### [JOB]
Copy out every line in which the string "Performance" occurs.

### [DATA LISTING]
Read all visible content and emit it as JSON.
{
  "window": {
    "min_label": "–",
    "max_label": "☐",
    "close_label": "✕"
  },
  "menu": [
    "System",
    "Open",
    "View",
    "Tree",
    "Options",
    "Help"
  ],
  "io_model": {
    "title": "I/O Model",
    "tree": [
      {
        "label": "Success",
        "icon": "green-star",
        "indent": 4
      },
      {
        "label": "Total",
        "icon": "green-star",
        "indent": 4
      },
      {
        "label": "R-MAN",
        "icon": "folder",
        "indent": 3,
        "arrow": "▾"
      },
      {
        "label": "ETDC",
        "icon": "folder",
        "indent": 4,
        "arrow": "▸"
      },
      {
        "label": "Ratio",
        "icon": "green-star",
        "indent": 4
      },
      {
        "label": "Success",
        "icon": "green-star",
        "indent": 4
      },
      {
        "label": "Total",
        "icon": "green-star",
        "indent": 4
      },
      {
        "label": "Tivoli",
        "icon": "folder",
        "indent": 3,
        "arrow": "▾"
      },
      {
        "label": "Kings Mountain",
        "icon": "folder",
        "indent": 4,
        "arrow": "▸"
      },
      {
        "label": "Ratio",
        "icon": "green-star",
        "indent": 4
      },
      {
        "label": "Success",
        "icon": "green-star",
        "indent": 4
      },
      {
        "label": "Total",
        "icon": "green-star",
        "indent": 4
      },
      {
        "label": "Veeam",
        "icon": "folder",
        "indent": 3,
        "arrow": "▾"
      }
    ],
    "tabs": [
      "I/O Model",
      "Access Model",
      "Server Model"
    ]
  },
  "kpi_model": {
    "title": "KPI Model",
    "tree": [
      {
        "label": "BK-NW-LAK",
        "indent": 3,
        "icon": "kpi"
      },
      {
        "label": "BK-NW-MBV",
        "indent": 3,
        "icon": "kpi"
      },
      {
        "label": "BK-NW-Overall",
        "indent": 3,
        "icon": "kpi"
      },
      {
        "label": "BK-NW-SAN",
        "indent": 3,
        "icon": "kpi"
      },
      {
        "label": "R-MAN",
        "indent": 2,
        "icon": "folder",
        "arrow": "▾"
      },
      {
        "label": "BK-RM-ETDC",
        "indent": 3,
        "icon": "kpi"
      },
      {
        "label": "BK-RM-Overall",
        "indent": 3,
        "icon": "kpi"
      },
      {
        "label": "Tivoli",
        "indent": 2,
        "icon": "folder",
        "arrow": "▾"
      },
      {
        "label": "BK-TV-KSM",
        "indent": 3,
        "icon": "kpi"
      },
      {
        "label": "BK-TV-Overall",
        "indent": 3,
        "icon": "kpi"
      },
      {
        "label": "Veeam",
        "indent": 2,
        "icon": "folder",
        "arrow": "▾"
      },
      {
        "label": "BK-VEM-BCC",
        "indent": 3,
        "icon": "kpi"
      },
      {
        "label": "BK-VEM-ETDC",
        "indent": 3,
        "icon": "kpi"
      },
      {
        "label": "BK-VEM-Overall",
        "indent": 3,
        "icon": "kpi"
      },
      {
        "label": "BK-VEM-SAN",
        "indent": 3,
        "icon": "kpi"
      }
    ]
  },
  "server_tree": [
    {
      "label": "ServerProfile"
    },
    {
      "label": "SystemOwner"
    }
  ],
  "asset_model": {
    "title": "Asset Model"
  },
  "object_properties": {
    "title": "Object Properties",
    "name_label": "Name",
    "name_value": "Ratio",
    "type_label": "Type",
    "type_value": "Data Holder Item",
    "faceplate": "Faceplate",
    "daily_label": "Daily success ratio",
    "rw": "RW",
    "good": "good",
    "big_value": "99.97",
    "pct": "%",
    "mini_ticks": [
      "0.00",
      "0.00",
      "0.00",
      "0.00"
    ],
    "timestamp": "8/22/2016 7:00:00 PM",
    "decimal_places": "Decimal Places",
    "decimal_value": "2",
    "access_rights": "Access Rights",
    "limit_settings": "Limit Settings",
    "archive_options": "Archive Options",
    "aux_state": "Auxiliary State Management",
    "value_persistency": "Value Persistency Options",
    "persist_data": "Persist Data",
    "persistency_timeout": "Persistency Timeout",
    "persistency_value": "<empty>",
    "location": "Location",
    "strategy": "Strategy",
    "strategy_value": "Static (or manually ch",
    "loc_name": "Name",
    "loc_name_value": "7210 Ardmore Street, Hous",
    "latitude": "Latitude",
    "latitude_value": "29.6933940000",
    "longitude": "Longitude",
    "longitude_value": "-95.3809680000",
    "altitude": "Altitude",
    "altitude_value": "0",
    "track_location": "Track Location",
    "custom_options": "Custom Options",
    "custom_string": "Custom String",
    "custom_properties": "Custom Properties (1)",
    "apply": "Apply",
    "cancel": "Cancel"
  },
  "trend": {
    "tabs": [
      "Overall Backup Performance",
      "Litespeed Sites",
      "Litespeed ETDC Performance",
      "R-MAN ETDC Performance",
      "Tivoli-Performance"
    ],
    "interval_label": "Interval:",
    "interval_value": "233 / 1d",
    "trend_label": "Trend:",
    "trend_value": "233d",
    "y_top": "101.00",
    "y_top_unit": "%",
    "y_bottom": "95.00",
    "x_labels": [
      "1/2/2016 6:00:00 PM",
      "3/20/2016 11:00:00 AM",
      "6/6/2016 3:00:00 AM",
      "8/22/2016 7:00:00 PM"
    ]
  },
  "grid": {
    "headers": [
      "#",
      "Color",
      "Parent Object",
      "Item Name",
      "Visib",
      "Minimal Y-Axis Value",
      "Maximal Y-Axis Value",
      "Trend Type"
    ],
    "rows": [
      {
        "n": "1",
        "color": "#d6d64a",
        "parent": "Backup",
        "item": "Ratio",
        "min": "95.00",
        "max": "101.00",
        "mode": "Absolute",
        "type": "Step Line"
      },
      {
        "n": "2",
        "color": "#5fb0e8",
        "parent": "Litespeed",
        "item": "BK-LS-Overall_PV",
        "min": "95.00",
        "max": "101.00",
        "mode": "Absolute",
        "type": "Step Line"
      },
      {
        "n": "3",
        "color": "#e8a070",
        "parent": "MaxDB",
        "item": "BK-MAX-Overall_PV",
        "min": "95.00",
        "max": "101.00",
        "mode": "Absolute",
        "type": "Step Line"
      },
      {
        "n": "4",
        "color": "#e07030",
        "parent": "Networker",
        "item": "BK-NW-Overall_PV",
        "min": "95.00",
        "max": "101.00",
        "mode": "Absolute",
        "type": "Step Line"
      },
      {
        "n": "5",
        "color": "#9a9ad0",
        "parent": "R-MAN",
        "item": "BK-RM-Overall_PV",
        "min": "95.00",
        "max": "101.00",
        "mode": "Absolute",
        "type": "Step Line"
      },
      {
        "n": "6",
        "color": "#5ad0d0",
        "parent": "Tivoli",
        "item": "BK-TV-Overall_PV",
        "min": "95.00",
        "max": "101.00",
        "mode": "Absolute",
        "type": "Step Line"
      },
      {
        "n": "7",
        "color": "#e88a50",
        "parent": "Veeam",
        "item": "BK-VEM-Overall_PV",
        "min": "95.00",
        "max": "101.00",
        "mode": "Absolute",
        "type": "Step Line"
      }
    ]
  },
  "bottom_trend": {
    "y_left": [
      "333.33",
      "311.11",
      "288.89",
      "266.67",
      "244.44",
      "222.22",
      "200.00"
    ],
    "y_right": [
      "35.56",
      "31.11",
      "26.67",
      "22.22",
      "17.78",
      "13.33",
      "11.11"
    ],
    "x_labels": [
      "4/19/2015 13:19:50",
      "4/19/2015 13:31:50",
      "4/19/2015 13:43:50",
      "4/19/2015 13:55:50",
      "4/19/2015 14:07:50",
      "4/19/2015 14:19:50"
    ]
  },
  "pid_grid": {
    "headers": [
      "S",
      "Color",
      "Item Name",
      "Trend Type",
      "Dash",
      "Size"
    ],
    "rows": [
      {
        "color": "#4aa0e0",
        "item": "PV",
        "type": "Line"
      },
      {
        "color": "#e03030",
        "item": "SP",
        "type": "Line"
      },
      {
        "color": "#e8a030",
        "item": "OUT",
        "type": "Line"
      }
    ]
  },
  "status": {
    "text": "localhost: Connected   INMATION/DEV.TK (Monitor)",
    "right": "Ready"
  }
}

### [OUTPUT BELOW]
      "Overall Backup Performance",
      "Litespeed ETDC Performance",
      "R-MAN ETDC Performance",
      "Tivoli-Performance"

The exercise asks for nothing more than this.